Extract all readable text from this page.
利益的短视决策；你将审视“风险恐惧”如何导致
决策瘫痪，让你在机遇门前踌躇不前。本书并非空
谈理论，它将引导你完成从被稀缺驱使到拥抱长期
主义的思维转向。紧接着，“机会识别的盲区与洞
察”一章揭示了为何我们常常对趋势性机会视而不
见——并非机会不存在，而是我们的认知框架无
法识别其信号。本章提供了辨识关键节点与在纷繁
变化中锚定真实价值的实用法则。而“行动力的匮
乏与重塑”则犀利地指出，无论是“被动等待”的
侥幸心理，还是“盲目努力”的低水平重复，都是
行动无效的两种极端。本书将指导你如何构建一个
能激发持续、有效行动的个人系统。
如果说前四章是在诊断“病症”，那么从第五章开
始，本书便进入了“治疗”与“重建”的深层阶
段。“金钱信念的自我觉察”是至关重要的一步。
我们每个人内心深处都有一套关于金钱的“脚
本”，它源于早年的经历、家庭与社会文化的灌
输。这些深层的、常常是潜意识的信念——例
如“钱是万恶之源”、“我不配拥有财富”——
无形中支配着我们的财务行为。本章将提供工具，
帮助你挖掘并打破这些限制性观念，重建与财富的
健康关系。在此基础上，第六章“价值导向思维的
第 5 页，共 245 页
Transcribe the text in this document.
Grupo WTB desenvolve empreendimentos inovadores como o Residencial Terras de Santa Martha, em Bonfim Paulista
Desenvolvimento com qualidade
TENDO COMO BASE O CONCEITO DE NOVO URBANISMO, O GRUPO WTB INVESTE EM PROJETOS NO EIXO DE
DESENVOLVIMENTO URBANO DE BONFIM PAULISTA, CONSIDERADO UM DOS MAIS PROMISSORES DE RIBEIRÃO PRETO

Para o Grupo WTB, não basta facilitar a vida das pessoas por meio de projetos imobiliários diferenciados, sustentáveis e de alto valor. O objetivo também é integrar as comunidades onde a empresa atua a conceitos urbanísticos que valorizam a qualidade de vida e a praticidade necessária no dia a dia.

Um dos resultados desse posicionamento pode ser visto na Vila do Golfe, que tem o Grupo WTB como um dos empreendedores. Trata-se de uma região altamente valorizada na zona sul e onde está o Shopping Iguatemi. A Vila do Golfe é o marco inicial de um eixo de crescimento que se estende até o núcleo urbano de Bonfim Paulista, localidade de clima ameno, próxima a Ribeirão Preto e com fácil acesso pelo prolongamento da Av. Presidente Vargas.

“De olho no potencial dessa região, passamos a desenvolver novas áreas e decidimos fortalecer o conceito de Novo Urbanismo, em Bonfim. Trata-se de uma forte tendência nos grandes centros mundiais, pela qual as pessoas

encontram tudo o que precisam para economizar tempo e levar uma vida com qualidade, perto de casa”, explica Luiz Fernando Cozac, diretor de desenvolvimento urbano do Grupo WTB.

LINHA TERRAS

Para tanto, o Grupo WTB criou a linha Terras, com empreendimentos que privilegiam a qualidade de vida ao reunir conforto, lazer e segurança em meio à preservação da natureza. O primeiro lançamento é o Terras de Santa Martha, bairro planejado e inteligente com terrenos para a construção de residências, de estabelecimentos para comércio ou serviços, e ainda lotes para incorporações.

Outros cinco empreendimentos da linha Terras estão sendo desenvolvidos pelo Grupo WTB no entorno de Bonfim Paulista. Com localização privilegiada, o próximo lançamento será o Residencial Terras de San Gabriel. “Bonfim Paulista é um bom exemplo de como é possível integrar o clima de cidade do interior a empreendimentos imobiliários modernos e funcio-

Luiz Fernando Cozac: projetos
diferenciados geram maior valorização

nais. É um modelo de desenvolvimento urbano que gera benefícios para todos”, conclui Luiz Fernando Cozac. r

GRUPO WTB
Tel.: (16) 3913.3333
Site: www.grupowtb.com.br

## Objective
Your answer should be a single number: the count of lines that contain "Fernando".

## Result of the exercise
3